What the task asks
Using the data below, gather each line that includes the word "name".

Material provided start

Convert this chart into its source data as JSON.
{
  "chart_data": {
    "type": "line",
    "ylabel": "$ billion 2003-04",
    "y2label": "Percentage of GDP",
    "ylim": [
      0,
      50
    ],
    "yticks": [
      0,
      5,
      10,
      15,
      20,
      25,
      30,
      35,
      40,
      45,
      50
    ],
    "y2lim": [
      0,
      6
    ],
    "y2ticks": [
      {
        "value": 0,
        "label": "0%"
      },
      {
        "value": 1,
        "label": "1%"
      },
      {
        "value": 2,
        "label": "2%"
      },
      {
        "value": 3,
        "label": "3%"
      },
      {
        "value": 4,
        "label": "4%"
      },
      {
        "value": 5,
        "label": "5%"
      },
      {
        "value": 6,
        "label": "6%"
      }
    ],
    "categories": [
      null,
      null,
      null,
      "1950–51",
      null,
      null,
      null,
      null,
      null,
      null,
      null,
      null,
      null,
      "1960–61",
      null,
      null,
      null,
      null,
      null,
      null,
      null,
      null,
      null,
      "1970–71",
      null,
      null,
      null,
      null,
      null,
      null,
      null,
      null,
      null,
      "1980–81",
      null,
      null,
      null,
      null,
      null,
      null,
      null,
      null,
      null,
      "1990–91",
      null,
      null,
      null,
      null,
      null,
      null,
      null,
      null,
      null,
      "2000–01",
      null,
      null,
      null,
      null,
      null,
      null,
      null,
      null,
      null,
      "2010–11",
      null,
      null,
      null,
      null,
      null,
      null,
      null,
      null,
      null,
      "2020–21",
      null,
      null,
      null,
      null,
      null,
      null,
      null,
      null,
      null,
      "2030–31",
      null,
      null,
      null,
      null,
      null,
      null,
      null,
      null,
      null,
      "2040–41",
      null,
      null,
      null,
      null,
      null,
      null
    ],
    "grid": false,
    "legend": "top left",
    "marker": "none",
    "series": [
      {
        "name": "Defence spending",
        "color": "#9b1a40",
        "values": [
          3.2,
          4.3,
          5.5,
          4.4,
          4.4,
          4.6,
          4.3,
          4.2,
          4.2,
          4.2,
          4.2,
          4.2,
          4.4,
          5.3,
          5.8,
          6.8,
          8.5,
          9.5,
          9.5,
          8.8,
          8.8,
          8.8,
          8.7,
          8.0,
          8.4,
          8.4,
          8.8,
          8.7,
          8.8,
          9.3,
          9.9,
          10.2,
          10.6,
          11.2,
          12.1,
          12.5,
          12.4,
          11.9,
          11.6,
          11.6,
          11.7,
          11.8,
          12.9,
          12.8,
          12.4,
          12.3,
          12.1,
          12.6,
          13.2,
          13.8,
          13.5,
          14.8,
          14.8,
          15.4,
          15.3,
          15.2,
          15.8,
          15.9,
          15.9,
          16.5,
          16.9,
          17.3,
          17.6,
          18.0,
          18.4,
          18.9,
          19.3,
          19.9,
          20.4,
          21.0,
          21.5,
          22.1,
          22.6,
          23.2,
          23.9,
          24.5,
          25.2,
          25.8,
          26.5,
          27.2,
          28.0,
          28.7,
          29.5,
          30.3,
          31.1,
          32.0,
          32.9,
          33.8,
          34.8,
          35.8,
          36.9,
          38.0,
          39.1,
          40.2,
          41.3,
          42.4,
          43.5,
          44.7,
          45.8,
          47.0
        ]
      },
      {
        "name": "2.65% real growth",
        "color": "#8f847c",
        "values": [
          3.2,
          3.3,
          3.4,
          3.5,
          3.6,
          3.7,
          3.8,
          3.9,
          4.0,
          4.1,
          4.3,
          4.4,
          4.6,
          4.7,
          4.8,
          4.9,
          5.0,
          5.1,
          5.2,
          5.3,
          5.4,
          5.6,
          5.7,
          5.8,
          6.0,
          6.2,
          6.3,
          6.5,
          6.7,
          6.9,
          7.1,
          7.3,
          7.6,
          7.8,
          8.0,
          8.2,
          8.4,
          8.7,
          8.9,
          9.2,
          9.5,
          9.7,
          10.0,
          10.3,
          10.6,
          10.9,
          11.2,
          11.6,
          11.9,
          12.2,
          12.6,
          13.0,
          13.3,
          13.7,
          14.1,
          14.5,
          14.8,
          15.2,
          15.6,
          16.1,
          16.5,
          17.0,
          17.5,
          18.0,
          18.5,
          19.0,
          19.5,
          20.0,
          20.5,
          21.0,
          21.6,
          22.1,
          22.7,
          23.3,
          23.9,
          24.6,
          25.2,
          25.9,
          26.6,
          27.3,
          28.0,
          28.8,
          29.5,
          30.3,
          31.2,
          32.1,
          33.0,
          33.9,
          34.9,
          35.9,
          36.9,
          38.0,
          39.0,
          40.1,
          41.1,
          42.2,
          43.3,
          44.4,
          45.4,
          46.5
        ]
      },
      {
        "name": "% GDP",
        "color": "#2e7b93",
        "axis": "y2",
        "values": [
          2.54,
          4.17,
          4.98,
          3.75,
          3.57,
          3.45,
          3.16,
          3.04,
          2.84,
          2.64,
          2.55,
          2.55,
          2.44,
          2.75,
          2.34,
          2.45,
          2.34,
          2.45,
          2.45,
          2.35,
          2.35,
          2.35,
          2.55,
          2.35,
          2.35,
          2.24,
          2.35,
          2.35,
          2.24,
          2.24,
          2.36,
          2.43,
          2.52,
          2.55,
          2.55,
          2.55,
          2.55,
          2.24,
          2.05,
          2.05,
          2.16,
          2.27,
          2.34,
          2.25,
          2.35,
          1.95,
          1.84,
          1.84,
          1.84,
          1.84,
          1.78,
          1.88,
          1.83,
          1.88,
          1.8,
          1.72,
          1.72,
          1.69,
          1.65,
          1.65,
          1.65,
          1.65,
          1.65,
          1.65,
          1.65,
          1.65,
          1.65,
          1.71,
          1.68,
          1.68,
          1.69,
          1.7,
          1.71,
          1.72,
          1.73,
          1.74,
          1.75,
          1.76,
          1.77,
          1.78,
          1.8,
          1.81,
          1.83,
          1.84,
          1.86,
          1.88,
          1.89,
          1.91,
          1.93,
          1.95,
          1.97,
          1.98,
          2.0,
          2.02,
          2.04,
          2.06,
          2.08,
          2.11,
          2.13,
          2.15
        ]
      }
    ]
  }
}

Material provided end

Exercise solution
        "name": "Defence spending",
        "name": "2.65% real growth",
        "name": "% GDP",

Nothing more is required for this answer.